● Set problem
Search the records for the word "text" and report each line that has it.

● Data provided

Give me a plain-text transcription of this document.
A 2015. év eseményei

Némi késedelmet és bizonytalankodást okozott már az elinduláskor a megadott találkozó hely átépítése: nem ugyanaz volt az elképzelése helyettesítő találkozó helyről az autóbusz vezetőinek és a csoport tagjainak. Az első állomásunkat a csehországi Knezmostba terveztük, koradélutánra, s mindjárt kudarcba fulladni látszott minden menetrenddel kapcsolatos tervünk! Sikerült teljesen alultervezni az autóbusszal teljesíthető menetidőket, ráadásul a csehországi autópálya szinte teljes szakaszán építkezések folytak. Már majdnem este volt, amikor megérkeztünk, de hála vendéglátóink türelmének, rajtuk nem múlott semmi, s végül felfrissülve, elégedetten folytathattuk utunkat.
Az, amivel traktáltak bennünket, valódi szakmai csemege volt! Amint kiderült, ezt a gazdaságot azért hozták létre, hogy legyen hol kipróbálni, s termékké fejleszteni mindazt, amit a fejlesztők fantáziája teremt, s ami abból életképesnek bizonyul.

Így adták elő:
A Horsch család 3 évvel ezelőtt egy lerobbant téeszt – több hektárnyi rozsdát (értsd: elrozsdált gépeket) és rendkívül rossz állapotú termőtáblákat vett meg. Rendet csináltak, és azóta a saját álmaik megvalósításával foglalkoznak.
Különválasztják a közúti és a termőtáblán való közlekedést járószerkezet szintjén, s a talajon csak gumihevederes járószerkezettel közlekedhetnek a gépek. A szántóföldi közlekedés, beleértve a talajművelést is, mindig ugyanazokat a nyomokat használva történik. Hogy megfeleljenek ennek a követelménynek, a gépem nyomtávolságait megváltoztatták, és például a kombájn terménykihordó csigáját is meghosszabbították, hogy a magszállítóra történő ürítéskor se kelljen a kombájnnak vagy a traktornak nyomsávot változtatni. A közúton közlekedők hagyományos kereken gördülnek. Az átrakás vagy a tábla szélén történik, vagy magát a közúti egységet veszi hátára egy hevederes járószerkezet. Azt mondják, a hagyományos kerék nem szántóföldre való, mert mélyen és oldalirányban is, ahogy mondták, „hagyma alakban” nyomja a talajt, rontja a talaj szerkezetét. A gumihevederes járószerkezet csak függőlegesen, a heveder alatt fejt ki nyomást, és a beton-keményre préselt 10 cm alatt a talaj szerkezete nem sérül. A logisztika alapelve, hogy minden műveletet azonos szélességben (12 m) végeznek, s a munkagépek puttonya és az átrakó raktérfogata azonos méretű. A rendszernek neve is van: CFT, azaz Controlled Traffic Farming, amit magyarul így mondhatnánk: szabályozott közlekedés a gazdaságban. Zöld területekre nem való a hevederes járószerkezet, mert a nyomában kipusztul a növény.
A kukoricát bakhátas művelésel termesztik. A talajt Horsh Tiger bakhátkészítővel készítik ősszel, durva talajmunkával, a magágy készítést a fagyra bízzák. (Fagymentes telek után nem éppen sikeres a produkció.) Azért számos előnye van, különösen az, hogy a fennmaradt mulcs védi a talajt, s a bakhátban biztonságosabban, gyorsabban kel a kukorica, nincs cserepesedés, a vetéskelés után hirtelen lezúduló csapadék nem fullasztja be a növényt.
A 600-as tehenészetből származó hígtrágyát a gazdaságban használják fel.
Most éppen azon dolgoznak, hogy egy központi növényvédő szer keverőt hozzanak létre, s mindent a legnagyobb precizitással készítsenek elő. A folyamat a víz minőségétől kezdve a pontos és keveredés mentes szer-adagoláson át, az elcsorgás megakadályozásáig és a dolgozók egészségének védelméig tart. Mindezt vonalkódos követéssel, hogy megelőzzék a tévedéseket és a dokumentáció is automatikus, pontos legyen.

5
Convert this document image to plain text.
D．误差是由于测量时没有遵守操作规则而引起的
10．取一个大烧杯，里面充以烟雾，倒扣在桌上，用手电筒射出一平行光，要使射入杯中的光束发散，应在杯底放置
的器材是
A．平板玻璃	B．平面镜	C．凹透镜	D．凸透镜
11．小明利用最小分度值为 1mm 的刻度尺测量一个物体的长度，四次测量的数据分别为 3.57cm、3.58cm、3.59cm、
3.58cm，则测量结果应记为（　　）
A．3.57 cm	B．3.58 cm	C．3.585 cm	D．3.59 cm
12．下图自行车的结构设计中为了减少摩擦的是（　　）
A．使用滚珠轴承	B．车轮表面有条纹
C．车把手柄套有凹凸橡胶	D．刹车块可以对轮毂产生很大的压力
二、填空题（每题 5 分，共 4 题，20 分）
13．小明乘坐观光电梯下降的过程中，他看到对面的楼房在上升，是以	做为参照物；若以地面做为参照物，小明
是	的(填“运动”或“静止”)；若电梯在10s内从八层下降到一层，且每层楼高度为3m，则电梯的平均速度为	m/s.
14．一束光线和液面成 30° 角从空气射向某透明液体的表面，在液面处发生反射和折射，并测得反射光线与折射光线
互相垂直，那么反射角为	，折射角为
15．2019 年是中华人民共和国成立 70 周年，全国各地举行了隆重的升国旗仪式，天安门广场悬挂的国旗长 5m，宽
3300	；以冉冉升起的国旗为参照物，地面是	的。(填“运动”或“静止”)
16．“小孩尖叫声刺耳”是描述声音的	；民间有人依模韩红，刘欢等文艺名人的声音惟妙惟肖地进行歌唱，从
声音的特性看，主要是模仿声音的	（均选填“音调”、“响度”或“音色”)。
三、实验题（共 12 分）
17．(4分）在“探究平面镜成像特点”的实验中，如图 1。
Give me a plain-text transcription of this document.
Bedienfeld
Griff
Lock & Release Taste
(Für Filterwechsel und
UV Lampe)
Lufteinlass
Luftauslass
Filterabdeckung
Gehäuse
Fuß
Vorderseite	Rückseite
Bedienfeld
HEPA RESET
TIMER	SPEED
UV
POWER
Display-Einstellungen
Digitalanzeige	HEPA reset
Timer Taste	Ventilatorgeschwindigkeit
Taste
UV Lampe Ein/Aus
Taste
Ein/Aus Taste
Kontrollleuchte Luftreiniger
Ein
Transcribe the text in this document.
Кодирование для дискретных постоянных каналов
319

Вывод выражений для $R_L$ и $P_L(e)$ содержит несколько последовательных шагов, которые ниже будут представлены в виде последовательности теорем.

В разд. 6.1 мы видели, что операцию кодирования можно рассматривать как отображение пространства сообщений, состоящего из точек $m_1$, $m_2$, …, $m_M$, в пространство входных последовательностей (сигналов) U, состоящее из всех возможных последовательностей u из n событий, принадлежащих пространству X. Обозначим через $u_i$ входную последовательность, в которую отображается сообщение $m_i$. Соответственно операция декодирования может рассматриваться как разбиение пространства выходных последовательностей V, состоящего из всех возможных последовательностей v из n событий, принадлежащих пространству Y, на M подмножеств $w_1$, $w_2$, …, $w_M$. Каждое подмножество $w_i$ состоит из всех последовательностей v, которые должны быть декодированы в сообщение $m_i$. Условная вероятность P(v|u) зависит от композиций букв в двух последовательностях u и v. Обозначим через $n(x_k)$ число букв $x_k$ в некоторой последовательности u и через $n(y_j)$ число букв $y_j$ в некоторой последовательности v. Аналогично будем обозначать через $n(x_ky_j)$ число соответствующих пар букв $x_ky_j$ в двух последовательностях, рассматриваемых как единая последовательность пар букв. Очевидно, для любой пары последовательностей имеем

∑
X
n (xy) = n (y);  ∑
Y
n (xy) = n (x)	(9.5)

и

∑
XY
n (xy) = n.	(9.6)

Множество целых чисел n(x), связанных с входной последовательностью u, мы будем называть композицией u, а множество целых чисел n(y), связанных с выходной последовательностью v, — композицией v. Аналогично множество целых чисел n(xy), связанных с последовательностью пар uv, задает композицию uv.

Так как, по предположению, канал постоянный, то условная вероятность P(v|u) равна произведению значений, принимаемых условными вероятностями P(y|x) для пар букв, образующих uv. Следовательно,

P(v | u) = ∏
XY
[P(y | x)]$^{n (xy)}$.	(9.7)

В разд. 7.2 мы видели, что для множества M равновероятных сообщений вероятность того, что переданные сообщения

● Exercise response
Give me a plain-text transcription of this document.
Convert this document image to plain text.
Give me a plain-text transcription of this document.
Transcribe the text in this document.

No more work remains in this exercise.